Exercise objective = Copy out the entries below precisely; nothing is to be omitted.

Records supplied =
/---

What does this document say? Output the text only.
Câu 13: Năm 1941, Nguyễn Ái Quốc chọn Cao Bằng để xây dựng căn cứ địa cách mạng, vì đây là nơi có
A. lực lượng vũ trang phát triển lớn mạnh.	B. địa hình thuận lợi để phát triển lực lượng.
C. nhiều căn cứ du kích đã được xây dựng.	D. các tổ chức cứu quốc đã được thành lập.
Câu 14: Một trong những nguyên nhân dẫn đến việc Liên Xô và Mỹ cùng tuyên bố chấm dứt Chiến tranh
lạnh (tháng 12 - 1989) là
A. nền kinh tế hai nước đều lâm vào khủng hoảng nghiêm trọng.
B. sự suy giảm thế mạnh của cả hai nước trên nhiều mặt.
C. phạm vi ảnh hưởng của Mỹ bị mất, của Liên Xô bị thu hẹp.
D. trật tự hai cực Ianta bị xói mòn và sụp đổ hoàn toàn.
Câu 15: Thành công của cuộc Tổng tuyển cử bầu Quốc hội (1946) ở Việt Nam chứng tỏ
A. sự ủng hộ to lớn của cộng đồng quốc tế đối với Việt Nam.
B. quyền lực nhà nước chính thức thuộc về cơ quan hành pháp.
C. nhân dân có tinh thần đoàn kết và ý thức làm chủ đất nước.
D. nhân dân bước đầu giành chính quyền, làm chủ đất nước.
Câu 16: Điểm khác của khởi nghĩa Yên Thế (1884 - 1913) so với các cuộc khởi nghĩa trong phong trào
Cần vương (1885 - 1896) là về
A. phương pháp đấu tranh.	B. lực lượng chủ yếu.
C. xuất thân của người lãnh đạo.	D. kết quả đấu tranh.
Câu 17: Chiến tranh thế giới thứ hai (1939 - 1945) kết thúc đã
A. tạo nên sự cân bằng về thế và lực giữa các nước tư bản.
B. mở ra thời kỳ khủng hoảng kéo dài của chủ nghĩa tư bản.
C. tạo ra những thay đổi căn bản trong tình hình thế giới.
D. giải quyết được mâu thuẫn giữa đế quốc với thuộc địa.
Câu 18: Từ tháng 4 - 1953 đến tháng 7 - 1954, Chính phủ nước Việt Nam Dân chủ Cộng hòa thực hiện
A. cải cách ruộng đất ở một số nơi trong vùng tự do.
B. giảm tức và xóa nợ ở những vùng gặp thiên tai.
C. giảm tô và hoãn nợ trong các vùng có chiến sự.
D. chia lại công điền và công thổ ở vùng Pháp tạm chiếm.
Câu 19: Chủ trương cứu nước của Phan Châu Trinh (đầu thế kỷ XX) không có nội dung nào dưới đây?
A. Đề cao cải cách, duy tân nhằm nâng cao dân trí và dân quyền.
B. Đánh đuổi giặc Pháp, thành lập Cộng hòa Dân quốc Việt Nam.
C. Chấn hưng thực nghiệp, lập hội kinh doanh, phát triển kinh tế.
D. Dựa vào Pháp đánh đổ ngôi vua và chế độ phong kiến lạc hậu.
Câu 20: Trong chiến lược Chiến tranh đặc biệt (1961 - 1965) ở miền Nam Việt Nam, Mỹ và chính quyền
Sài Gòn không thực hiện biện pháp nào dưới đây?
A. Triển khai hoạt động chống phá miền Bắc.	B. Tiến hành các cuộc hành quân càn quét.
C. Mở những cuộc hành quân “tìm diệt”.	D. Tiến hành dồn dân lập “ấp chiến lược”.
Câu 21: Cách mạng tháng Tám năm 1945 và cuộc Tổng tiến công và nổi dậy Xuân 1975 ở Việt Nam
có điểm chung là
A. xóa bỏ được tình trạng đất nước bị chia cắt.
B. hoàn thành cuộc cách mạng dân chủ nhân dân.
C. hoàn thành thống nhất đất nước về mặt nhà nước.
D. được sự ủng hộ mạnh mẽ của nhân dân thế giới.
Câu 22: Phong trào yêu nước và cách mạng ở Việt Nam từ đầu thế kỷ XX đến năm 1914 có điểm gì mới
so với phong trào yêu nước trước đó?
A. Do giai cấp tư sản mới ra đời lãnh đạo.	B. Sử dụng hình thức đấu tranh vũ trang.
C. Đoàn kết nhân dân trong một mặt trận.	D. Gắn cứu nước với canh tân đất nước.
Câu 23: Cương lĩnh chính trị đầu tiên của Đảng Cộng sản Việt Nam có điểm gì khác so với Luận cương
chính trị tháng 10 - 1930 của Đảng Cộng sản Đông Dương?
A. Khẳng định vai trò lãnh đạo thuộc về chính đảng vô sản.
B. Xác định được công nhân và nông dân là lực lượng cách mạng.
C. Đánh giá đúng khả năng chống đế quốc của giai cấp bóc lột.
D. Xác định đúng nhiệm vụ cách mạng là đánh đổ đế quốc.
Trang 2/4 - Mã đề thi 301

\---

Exercise response =
What does this document say? Output the text only.
Câu 13: Năm 1941, Nguyễn Ái Quốc chọn Cao Bằng để xây dựng căn cứ địa cách mạng, vì đây là nơi có
A. lực lượng vũ trang phát triển lớn mạnh.	B. địa hình thuận lợi để phát triển lực lượng.
C. nhiều căn cứ du kích đã được xây dựng.	D. các tổ chức cứu quốc đã được thành lập.
Câu 14: Một trong những nguyên nhân dẫn đến việc Liên Xô và Mỹ cùng tuyên bố chấm dứt Chiến tranh
lạnh (tháng 12 - 1989) là
A. nền kinh tế hai nước đều lâm vào khủng hoảng nghiêm trọng.
B. sự suy giảm thế mạnh của cả hai nước trên nhiều mặt.
C. phạm vi ảnh hưởng của Mỹ bị mất, của Liên Xô bị thu hẹp.
D. trật tự hai cực Ianta bị xói mòn và sụp đổ hoàn toàn.
Câu 15: Thành công của cuộc Tổng tuyển cử bầu Quốc hội (1946) ở Việt Nam chứng tỏ
A. sự ủng hộ to lớn của cộng đồng quốc tế đối với Việt Nam.
B. quyền lực nhà nước chính thức thuộc về cơ quan hành pháp.
C. nhân dân có tinh thần đoàn kết và ý thức làm chủ đất nước.
D. nhân dân bước đầu giành chính quyền, làm chủ đất nước.
Câu 16: Điểm khác của khởi nghĩa Yên Thế (1884 - 1913) so với các cuộc khởi nghĩa trong phong trào
Cần vương (1885 - 1896) là về
A. phương pháp đấu tranh.	B. lực lượng chủ yếu.
C. xuất thân của người lãnh đạo.	D. kết quả đấu tranh.
Câu 17: Chiến tranh thế giới thứ hai (1939 - 1945) kết thúc đã
A. tạo nên sự cân bằng về thế và lực giữa các nước tư bản.
B. mở ra thời kỳ khủng hoảng kéo dài của chủ nghĩa tư bản.
C. tạo ra những thay đổi căn bản trong tình hình thế giới.
D. giải quyết được mâu thuẫn giữa đế quốc với thuộc địa.
Câu 18: Từ tháng 4 - 1953 đến tháng 7 - 1954, Chính phủ nước Việt Nam Dân chủ Cộng hòa thực hiện
A. cải cách ruộng đất ở một số nơi trong vùng tự do.
B. giảm tức và xóa nợ ở những vùng gặp thiên tai.
C. giảm tô và hoãn nợ trong các vùng có chiến sự.
D. chia lại công điền và công thổ ở vùng Pháp tạm chiếm.
Câu 19: Chủ trương cứu nước của Phan Châu Trinh (đầu thế kỷ XX) không có nội dung nào dưới đây?
A. Đề cao cải cách, duy tân nhằm nâng cao dân trí và dân quyền.
B. Đánh đuổi giặc Pháp, thành lập Cộng hòa Dân quốc Việt Nam.
C. Chấn hưng thực nghiệp, lập hội kinh doanh, phát triển kinh tế.
D. Dựa vào Pháp đánh đổ ngôi vua và chế độ phong kiến lạc hậu.
Câu 20: Trong chiến lược Chiến tranh đặc biệt (1961 - 1965) ở miền Nam Việt Nam, Mỹ và chính quyền
Sài Gòn không thực hiện biện pháp nào dưới đây?
A. Triển khai hoạt động chống phá miền Bắc.	B. Tiến hành các cuộc hành quân càn quét.
C. Mở những cuộc hành quân “tìm diệt”.	D. Tiến hành dồn dân lập “ấp chiến lược”.
Câu 21: Cách mạng tháng Tám năm 1945 và cuộc Tổng tiến công và nổi dậy Xuân 1975 ở Việt Nam
có điểm chung là
A. xóa bỏ được tình trạng đất nước bị chia cắt.
B. hoàn thành cuộc cách mạng dân chủ nhân dân.
C. hoàn thành thống nhất đất nước về mặt nhà nước.
D. được sự ủng hộ mạnh mẽ của nhân dân thế giới.
Câu 22: Phong trào yêu nước và cách mạng ở Việt Nam từ đầu thế kỷ XX đến năm 1914 có điểm gì mới
so với phong trào yêu nước trước đó?
A. Do giai cấp tư sản mới ra đời lãnh đạo.	B. Sử dụng hình thức đấu tranh vũ trang.
C. Đoàn kết nhân dân trong một mặt trận.	D. Gắn cứu nước với canh tân đất nước.
Câu 23: Cương lĩnh chính trị đầu tiên của Đảng Cộng sản Việt Nam có điểm gì khác so với Luận cương
chính trị tháng 10 - 1930 của Đảng Cộng sản Đông Dương?
A. Khẳng định vai trò lãnh đạo thuộc về chính đảng vô sản.
B. Xác định được công nhân và nông dân là lực lượng cách mạng.
C. Đánh giá đúng khả năng chống đế quốc của giai cấp bóc lột.
D. Xác định đúng nhiệm vụ cách mạng là đánh đổ đế quốc.
Trang 2/4 - Mã đề thi 301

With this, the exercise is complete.